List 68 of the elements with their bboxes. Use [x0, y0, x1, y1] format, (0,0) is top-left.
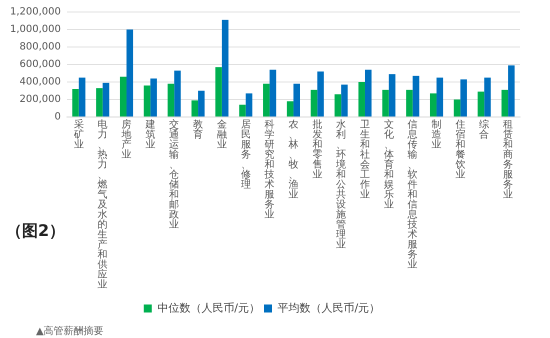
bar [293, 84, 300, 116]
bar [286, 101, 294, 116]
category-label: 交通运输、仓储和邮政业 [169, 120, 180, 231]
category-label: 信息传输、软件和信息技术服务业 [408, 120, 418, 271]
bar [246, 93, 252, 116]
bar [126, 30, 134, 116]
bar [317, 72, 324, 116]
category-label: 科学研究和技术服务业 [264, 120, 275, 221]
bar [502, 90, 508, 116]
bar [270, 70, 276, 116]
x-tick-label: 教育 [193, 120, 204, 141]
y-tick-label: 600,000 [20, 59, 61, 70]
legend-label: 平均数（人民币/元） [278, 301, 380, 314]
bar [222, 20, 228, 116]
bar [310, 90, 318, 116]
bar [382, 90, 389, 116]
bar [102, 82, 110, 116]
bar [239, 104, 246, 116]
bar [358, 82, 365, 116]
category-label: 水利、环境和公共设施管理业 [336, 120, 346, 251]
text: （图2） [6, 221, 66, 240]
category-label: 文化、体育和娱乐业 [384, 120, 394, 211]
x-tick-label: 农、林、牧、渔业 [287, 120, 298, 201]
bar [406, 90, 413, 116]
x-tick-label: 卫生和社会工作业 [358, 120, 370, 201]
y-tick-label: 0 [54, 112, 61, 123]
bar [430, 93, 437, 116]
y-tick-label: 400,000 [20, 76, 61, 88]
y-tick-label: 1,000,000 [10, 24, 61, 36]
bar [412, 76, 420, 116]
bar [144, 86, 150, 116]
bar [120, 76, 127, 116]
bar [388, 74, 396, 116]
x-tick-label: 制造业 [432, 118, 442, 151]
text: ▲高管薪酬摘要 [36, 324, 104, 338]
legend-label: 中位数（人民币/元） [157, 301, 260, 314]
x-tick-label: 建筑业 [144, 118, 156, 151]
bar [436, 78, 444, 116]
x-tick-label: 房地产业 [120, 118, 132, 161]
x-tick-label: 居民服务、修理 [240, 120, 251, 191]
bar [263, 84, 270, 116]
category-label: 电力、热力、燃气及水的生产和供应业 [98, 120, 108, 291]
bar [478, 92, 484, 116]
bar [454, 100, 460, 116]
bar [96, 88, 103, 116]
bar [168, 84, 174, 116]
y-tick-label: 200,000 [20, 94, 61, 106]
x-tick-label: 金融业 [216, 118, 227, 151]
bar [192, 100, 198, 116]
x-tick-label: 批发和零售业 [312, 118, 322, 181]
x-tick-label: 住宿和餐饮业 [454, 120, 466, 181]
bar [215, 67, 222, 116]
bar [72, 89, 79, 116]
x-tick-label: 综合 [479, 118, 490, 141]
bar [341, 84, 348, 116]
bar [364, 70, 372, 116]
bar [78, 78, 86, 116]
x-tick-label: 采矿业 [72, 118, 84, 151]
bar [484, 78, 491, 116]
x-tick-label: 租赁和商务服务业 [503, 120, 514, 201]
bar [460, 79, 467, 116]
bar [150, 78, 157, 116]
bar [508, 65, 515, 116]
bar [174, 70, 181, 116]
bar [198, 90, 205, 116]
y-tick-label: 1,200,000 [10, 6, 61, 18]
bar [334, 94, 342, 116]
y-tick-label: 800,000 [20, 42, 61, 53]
--
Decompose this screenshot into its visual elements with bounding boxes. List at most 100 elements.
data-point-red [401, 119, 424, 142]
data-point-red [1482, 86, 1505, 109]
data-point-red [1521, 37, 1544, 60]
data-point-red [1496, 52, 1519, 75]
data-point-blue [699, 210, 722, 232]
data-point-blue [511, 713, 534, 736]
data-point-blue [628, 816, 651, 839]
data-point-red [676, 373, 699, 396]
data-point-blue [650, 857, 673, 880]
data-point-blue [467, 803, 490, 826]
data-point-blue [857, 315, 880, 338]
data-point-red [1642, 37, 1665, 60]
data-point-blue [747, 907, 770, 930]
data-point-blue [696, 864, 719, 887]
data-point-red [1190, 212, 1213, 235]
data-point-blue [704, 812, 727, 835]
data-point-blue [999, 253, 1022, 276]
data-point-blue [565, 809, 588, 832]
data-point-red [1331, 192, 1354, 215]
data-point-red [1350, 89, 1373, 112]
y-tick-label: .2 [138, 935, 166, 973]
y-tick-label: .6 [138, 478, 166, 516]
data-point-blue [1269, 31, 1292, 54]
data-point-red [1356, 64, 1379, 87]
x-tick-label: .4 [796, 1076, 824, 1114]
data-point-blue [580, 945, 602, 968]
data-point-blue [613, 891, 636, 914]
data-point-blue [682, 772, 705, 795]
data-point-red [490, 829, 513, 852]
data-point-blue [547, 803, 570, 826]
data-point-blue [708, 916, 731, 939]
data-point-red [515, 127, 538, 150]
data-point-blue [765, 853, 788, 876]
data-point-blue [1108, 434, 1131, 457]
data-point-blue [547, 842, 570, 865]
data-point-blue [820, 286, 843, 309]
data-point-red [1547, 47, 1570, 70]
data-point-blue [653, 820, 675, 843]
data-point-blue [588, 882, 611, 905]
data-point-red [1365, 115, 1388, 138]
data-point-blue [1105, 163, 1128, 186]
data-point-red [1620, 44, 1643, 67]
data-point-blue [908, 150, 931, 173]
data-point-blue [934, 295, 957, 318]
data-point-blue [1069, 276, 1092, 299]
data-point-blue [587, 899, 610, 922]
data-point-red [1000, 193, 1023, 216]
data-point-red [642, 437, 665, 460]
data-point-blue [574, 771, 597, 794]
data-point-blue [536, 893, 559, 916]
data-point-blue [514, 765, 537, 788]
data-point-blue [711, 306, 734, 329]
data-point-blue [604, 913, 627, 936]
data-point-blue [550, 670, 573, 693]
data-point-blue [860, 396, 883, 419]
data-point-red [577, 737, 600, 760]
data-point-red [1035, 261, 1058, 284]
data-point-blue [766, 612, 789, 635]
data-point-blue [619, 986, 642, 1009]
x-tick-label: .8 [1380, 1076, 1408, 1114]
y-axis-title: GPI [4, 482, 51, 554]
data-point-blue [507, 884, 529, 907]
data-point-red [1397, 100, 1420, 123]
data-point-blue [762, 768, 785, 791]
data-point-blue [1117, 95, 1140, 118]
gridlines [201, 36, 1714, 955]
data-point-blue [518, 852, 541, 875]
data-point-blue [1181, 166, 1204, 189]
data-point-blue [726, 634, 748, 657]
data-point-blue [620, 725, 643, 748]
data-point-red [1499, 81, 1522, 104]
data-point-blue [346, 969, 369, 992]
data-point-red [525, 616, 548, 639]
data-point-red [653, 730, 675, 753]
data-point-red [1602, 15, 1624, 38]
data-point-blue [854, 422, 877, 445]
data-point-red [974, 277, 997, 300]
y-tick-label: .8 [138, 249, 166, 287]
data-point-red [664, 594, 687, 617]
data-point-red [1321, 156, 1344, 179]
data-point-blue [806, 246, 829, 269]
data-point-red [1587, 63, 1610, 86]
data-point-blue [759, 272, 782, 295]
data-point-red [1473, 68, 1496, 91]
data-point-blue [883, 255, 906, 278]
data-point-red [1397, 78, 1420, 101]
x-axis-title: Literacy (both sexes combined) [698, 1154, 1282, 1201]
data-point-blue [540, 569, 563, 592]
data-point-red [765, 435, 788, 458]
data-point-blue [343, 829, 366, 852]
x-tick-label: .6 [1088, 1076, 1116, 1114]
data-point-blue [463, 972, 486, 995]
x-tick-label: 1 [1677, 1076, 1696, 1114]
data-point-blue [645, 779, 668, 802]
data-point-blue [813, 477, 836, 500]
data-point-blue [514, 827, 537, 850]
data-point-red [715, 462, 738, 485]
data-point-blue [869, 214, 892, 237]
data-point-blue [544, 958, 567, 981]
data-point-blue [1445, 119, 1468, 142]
...
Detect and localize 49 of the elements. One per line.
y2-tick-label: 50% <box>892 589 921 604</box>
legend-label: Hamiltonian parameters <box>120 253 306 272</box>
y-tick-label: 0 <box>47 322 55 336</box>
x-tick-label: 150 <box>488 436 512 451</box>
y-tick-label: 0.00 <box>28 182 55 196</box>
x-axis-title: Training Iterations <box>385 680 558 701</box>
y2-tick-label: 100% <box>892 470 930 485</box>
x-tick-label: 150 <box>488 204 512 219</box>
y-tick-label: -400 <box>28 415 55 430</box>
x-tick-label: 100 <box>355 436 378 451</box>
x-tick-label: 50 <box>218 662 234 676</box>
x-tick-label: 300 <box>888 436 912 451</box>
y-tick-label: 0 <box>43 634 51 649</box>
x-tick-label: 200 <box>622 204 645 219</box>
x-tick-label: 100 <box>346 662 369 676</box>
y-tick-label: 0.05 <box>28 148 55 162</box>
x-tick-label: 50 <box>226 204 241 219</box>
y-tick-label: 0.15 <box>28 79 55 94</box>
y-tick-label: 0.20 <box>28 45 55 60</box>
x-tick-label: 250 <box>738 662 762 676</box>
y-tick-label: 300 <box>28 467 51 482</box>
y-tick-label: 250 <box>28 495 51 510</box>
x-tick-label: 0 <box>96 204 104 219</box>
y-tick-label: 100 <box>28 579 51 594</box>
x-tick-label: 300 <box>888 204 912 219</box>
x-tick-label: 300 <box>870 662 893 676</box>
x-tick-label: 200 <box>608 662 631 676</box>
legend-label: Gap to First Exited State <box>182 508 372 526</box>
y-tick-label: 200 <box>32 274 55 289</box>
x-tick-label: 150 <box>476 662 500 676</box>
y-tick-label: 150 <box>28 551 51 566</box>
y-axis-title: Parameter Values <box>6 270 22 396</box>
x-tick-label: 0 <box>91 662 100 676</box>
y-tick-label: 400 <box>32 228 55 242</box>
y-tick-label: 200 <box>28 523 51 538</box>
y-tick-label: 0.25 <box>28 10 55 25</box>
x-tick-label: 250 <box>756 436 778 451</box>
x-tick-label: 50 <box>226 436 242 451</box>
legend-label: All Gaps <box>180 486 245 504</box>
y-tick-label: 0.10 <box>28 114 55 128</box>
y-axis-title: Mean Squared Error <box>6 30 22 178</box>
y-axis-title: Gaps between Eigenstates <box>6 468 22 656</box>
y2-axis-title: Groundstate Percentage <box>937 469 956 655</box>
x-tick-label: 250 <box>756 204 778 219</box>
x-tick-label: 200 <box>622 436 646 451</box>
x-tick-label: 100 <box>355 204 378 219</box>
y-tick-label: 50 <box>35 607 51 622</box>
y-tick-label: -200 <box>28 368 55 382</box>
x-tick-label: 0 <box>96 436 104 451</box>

What you need to do:
Reproduce the listing verbatim, beginning at the line containing "Decompose this screenshot" and continuing through the line containing "data-point-blue [514, 765, 537, 788]", with both lines included.

Answer to the exercise:
Decompose this screenshot into its visual elements with bounding boxes. List at most 100 elements.
data-point-red [401, 119, 424, 142]
data-point-red [1482, 86, 1505, 109]
data-point-red [1521, 37, 1544, 60]
data-point-red [1496, 52, 1519, 75]
data-point-blue [699, 210, 722, 232]
data-point-blue [511, 713, 534, 736]
data-point-blue [628, 816, 651, 839]
data-point-red [676, 373, 699, 396]
data-point-blue [650, 857, 673, 880]
data-point-blue [467, 803, 490, 826]
data-point-blue [857, 315, 880, 338]
data-point-red [1642, 37, 1665, 60]
data-point-blue [747, 907, 770, 930]
data-point-blue [696, 864, 719, 887]
data-point-red [1190, 212, 1213, 235]
data-point-blue [704, 812, 727, 835]
data-point-blue [999, 253, 1022, 276]
data-point-blue [565, 809, 588, 832]
data-point-red [1331, 192, 1354, 215]
data-point-red [1350, 89, 1373, 112]
y-tick-label: .2 [138, 935, 166, 973]
y-tick-label: .6 [138, 478, 166, 516]
data-point-blue [1269, 31, 1292, 54]
data-point-red [1356, 64, 1379, 87]
x-tick-label: .4 [796, 1076, 824, 1114]
data-point-blue [580, 945, 602, 968]
data-point-blue [613, 891, 636, 914]
data-point-blue [682, 772, 705, 795]
data-point-red [490, 829, 513, 852]
data-point-blue [547, 803, 570, 826]
data-point-blue [708, 916, 731, 939]
data-point-red [515, 127, 538, 150]
data-point-blue [765, 853, 788, 876]
data-point-blue [1108, 434, 1131, 457]
data-point-blue [547, 842, 570, 865]
data-point-blue [820, 286, 843, 309]
data-point-red [1547, 47, 1570, 70]
data-point-blue [653, 820, 675, 843]
data-point-blue [588, 882, 611, 905]
data-point-red [1365, 115, 1388, 138]
data-point-blue [1105, 163, 1128, 186]
data-point-red [1620, 44, 1643, 67]
data-point-blue [908, 150, 931, 173]
data-point-blue [934, 295, 957, 318]
data-point-blue [1069, 276, 1092, 299]
data-point-blue [587, 899, 610, 922]
data-point-red [1000, 193, 1023, 216]
data-point-red [642, 437, 665, 460]
data-point-blue [574, 771, 597, 794]
data-point-blue [536, 893, 559, 916]
data-point-blue [514, 765, 537, 788]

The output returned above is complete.